Return the listing word for word, as given.

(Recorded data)
— Begin —
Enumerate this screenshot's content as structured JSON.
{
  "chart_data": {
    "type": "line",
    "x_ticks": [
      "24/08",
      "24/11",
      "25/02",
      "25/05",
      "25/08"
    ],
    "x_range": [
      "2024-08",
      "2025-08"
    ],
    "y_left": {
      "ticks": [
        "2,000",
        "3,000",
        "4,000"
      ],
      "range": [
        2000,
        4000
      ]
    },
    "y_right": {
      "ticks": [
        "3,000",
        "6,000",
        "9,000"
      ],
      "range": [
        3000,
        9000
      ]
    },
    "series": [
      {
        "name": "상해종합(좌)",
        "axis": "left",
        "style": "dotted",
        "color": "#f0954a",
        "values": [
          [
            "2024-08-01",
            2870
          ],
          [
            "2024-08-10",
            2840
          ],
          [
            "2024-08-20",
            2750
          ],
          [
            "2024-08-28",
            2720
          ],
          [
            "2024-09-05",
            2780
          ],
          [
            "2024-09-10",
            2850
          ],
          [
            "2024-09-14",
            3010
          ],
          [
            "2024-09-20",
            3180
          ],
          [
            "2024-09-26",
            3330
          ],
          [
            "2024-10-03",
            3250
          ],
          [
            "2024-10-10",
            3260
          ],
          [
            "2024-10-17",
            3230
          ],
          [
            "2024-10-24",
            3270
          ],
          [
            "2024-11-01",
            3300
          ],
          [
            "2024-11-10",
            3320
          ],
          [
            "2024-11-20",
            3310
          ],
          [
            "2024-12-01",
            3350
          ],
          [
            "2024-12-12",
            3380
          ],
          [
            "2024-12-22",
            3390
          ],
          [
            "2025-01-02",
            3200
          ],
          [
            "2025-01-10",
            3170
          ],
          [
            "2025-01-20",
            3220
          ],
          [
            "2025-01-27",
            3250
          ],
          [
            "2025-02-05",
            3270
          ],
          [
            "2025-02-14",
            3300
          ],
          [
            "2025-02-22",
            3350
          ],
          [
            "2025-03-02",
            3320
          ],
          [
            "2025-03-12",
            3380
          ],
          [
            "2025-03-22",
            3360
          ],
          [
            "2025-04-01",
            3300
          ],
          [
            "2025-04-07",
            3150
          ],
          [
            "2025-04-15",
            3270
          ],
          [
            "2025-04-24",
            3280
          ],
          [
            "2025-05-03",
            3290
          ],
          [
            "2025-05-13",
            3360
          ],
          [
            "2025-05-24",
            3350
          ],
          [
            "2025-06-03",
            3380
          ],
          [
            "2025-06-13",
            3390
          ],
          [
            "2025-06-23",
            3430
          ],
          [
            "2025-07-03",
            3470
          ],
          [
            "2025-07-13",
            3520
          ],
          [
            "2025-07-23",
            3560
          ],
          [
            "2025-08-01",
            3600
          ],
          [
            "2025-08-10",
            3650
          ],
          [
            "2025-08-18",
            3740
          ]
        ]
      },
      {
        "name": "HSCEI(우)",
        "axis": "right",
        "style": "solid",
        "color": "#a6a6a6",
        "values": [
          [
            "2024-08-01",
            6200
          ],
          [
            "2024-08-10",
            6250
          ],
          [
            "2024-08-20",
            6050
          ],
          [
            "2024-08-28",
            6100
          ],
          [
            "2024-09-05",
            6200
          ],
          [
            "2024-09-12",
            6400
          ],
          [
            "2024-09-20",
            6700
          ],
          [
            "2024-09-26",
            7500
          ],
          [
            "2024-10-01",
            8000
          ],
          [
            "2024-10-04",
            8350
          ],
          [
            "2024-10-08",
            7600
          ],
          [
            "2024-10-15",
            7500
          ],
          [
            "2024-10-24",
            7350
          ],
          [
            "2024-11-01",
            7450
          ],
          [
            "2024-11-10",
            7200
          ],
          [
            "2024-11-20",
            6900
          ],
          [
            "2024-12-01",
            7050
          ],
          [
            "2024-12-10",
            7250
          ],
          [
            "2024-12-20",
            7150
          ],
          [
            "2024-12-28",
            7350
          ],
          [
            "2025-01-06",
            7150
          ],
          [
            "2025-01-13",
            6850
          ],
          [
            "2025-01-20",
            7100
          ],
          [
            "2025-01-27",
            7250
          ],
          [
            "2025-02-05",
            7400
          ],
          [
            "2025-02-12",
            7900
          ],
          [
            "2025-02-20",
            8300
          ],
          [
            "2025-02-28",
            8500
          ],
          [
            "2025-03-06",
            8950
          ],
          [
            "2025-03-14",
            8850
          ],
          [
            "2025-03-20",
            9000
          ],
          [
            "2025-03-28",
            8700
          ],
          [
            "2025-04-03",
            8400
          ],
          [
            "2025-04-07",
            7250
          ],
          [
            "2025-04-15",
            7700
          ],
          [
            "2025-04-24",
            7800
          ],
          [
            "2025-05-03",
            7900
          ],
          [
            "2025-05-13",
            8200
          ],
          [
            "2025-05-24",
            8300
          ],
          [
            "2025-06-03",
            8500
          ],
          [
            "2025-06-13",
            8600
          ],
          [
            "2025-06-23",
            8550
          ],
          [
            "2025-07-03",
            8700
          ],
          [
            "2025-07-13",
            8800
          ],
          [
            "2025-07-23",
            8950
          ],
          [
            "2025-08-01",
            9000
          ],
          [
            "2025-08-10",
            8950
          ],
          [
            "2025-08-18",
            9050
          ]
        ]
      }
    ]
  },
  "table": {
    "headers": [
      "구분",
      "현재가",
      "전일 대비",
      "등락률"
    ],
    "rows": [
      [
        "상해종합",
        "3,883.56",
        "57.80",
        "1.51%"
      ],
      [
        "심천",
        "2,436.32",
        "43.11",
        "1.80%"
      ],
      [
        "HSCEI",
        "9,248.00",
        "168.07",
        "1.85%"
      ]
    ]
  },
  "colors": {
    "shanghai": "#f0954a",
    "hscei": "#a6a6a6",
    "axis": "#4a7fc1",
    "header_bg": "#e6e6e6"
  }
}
— End —
Exercise result:
Enumerate this screenshot's content as structured JSON.
{
  "chart_data": {
    "type": "line",
    "x_ticks": [
      "24/08",
      "24/11",
      "25/02",
      "25/05",
      "25/08"
    ],
    "x_range": [
      "2024-08",
      "2025-08"
    ],
    "y_left": {
      "ticks": [
        "2,000",
        "3,000",
        "4,000"
      ],
      "range": [
        2000,
        4000
      ]
    },
    "y_right": {
      "ticks": [
        "3,000",
        "6,000",
        "9,000"
      ],
      "range": [
        3000,
        9000
      ]
    },
    "series": [
      {
        "name": "상해종합(좌)",
        "axis": "left",
        "style": "dotted",
        "color": "#f0954a",
        "values": [
          [
            "2024-08-01",
            2870
          ],
          [
            "2024-08-10",
            2840
          ],
          [
            "2024-08-20",
            2750
          ],
          [
            "2024-08-28",
            2720
          ],
          [
            "2024-09-05",
            2780
          ],
          [
            "2024-09-10",
            2850
          ],
          [
            "2024-09-14",
            3010
          ],
          [
            "2024-09-20",
            3180
          ],
          [
            "2024-09-26",
            3330
          ],
          [
            "2024-10-03",
            3250
          ],
          [
            "2024-10-10",
            3260
          ],
          [
            "2024-10-17",
            3230
          ],
          [
            "2024-10-24",
            3270
          ],
          [
            "2024-11-01",
            3300
          ],
          [
            "2024-11-10",
            3320
          ],
          [
            "2024-11-20",
            3310
          ],
          [
            "2024-12-01",
            3350
          ],
          [
            "2024-12-12",
            3380
          ],
          [
            "2024-12-22",
            3390
          ],
          [
            "2025-01-02",
            3200
          ],
          [
            "2025-01-10",
            3170
          ],
          [
            "2025-01-20",
            3220
          ],
          [
            "2025-01-27",
            3250
          ],
          [
            "2025-02-05",
            3270
          ],
          [
            "2025-02-14",
            3300
          ],
          [
            "2025-02-22",
            3350
          ],
          [
            "2025-03-02",
            3320
          ],
          [
            "2025-03-12",
            3380
          ],
          [
            "2025-03-22",
            3360
          ],
          [
            "2025-04-01",
            3300
          ],
          [
            "2025-04-07",
            3150
          ],
          [
            "2025-04-15",
            3270
          ],
          [
            "2025-04-24",
            3280
          ],
          [
            "2025-05-03",
            3290
          ],
          [
            "2025-05-13",
            3360
          ],
          [
            "2025-05-24",
            3350
          ],
          [
            "2025-06-03",
            3380
          ],
          [
            "2025-06-13",
            3390
          ],
          [
            "2025-06-23",
            3430
          ],
          [
            "2025-07-03",
            3470
          ],
          [
            "2025-07-13",
            3520
          ],
          [
            "2025-07-23",
            3560
          ],
          [
            "2025-08-01",
            3600
          ],
          [
            "2025-08-10",
            3650
          ],
          [
            "2025-08-18",
            3740
          ]
        ]
      },
      {
        "name": "HSCEI(우)",
        "axis": "right",
        "style": "solid",
        "color": "#a6a6a6",
        "values": [
          [
            "2024-08-01",
            6200
          ],
          [
            "2024-08-10",
            6250
          ],
          [
            "2024-08-20",
            6050
          ],
          [
            "2024-08-28",
            6100
          ],
          [
            "2024-09-05",
            6200
          ],
          [
            "2024-09-12",
            6400
          ],
          [
            "2024-09-20",
            6700
          ],
          [
            "2024-09-26",
            7500
          ],
          [
            "2024-10-01",
            8000
          ],
          [
            "2024-10-04",
            8350
          ],
          [
            "2024-10-08",
            7600
          ],
          [
            "2024-10-15",
            7500
          ],
          [
            "2024-10-24",
            7350
          ],
          [
            "2024-11-01",
            7450
          ],
          [
            "2024-11-10",
            7200
          ],
          [
            "2024-11-20",
            6900
          ],
          [
            "2024-12-01",
            7050
          ],
          [
            "2024-12-10",
            7250
          ],
          [
            "2024-12-20",
            7150
          ],
          [
            "2024-12-28",
            7350
          ],
          [
            "2025-01-06",
            7150
          ],
          [
            "2025-01-13",
            6850
          ],
          [
            "2025-01-20",
            7100
          ],
          [
            "2025-01-27",
            7250
          ],
          [
            "2025-02-05",
            7400
          ],
          [
            "2025-02-12",
            7900
          ],
          [
            "2025-02-20",
            8300
          ],
          [
            "2025-02-28",
            8500
          ],
          [
            "2025-03-06",
            8950
          ],
          [
            "2025-03-14",
            8850
          ],
          [
            "2025-03-20",
            9000
          ],
          [
            "2025-03-28",
            8700
          ],
          [
            "2025-04-03",
            8400
          ],
          [
            "2025-04-07",
            7250
          ],
          [
            "2025-04-15",
            7700
          ],
          [
            "2025-04-24",
            7800
          ],
          [
            "2025-05-03",
            7900
          ],
          [
            "2025-05-13",
            8200
          ],
          [
            "2025-05-24",
            8300
          ],
          [
            "2025-06-03",
            8500
          ],
          [
            "2025-06-13",
            8600
          ],
          [
            "2025-06-23",
            8550
          ],
          [
            "2025-07-03",
            8700
          ],
          [
            "2025-07-13",
            8800
          ],
          [
            "2025-07-23",
            8950
          ],
          [
            "2025-08-01",
            9000
          ],
          [
            "2025-08-10",
            8950
          ],
          [
            "2025-08-18",
            9050
          ]
        ]
      }
    ]
  },
  "table": {
    "headers": [
      "구분",
      "현재가",
      "전일 대비",
      "등락률"
    ],
    "rows": [
      [
        "상해종합",
        "3,883.56",
        "57.80",
        "1.51%"
      ],
      [
        "심천",
        "2,436.32",
        "43.11",
        "1.80%"
      ],
      [
        "HSCEI",
        "9,248.00",
        "168.07",
        "1.85%"
      ]
    ]
  },
  "colors": {
    "shanghai": "#f0954a",
    "hscei": "#a6a6a6",
    "axis": "#4a7fc1",
    "header_bg": "#e6e6e6"
  }
}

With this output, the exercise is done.